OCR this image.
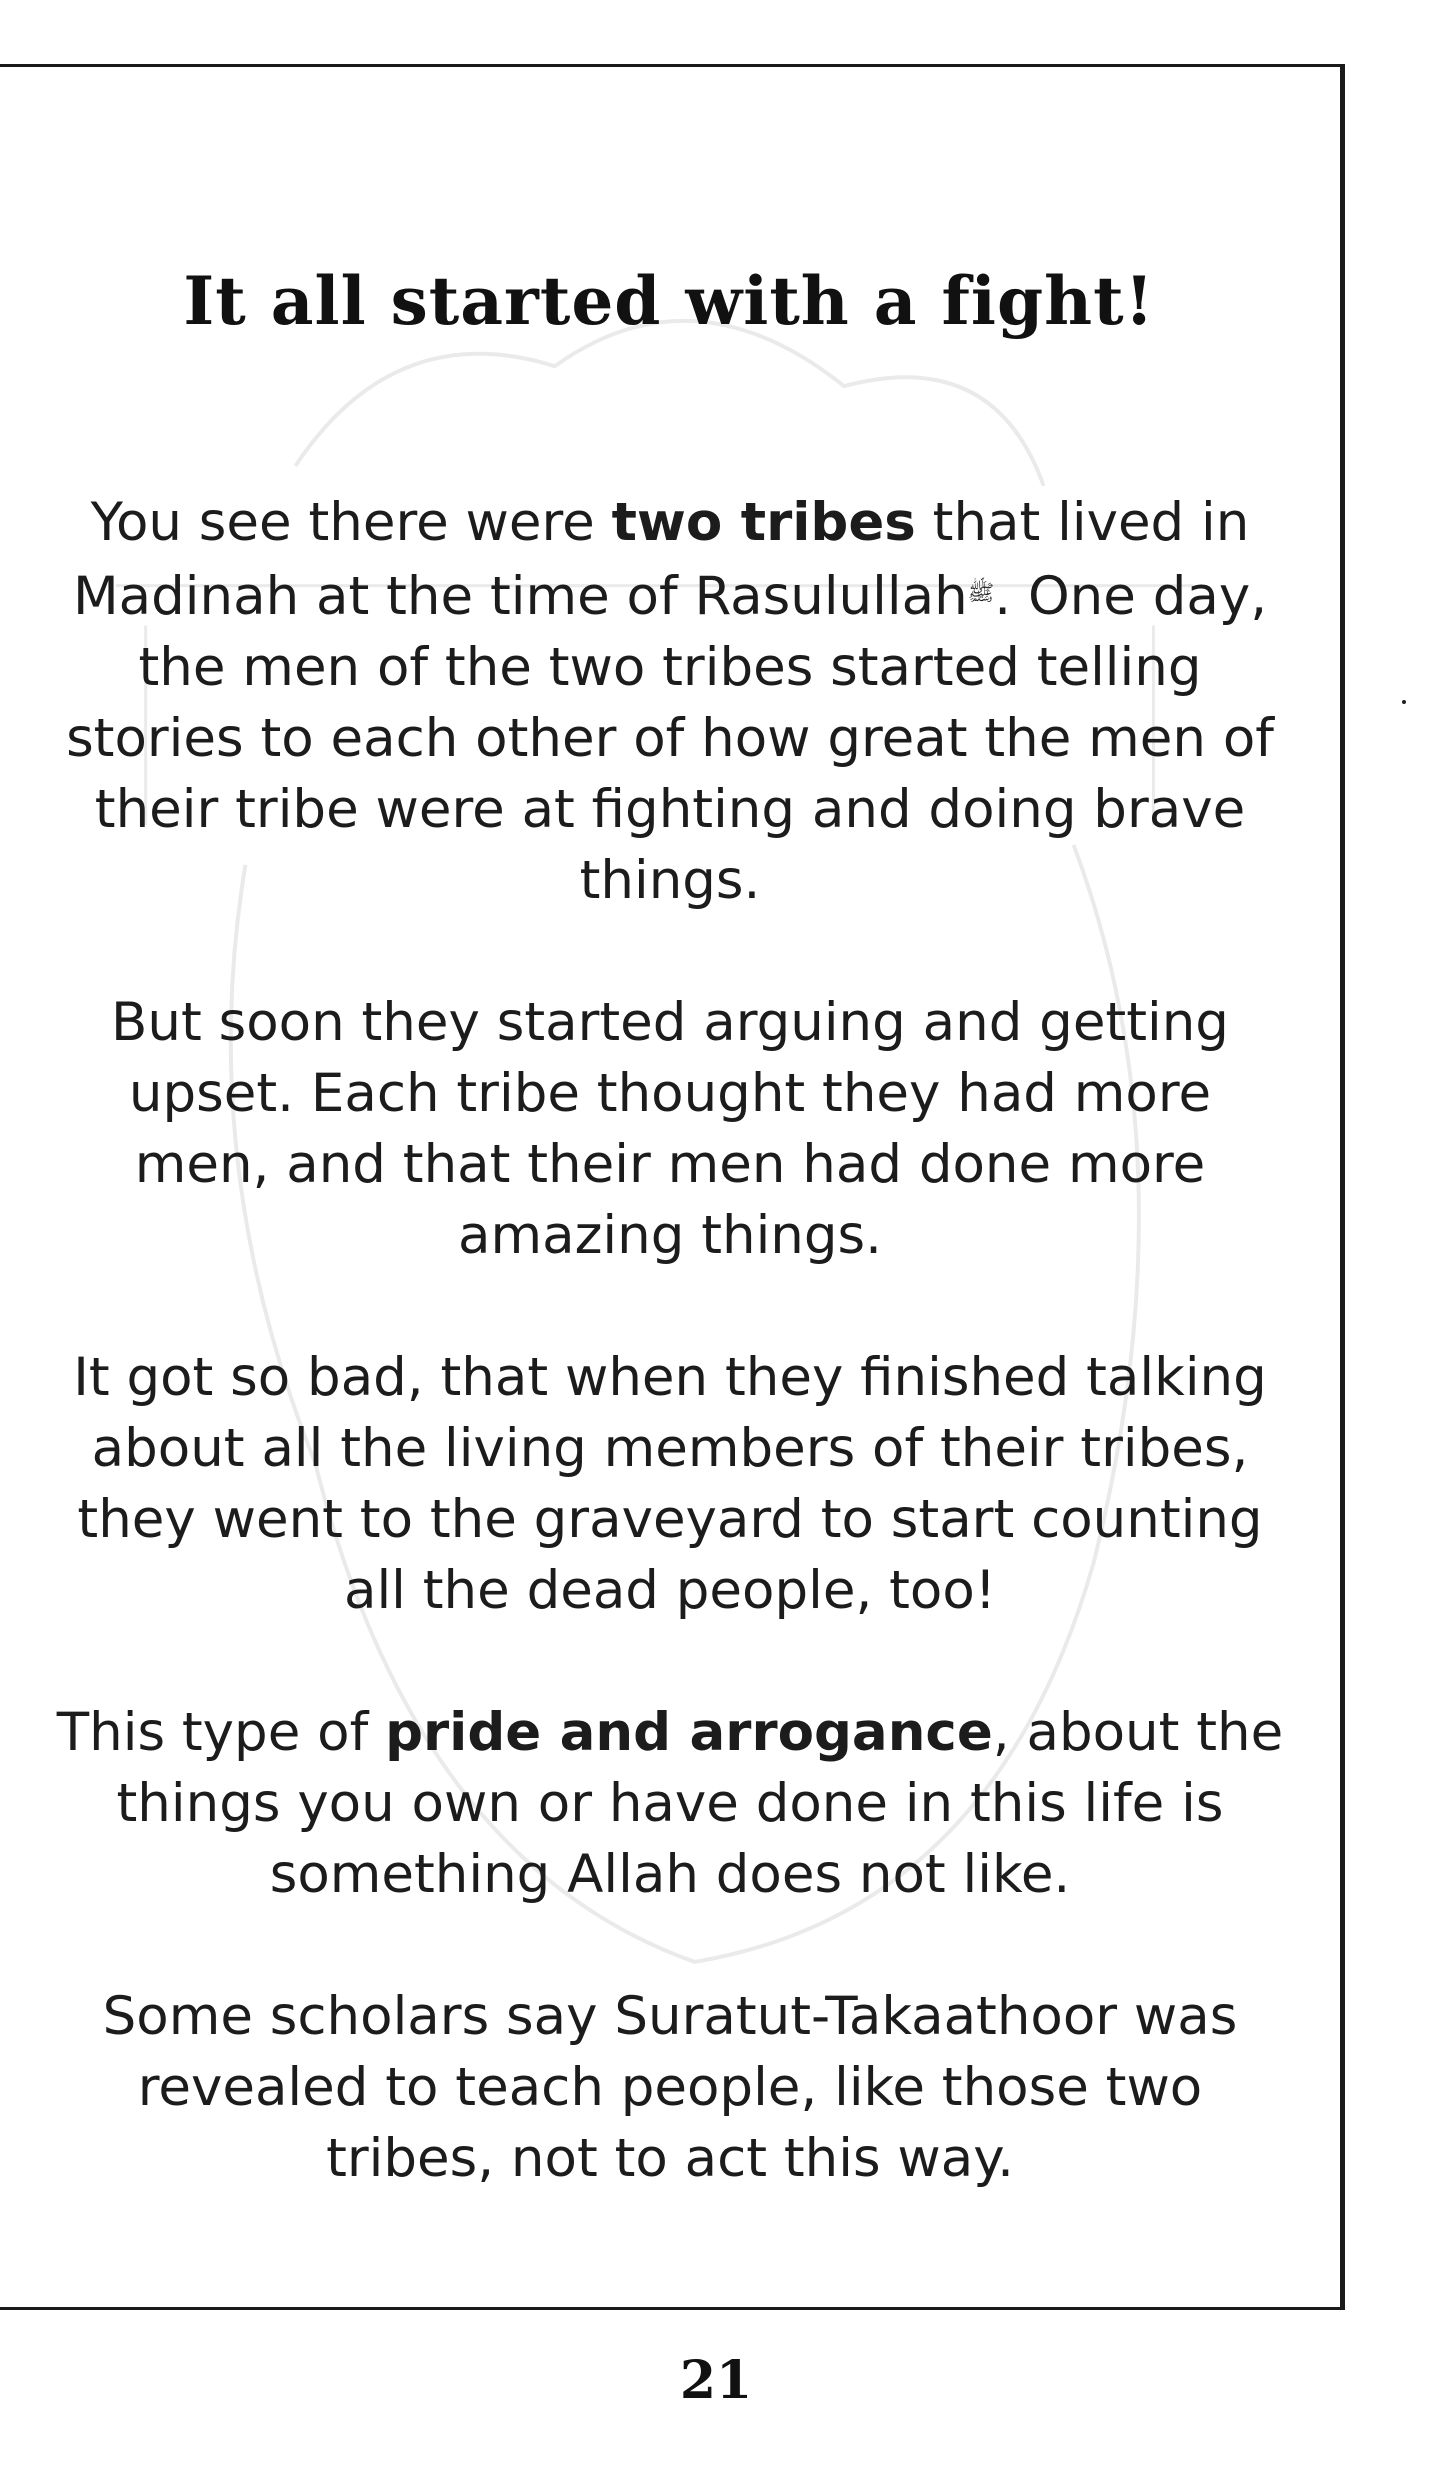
It all started with a fight!

You see there were two tribes that lived in Madinah at the time of Rasulullah$^ﷺ$. One day, the men of the two tribes started telling stories to each other of how great the men of their tribe were at fighting and doing brave things.

But soon they started arguing and getting upset. Each tribe thought they had more men, and that their men had done more amazing things.

It got so bad, that when they finished talking about all the living members of their tribes, they went to the graveyard to start counting all the dead people, too!

This type of pride and arrogance, about the things you own or have done in this life is something Allah does not like.

Some scholars say Suratut-Takaathoor was revealed to teach people, like those two tribes, not to act this way.

21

» Task requirements:
Reproduce the data verbatim. Do not carry any picture into the copy.

» Reply:
OCR this image.
It all started with a fight!

You see there were two tribes that lived in Madinah at the time of Rasulullah$^ﷺ$. One day, the men of the two tribes started telling stories to each other of how great the men of their tribe were at fighting and doing brave things.

But soon they started arguing and getting upset. Each tribe thought they had more men, and that their men had done more amazing things.

It got so bad, that when they finished talking about all the living members of their tribes, they went to the graveyard to start counting all the dead people, too!

This type of pride and arrogance, about the things you own or have done in this life is something Allah does not like.

Some scholars say Suratut-Takaathoor was revealed to teach people, like those two tribes, not to act this way.

21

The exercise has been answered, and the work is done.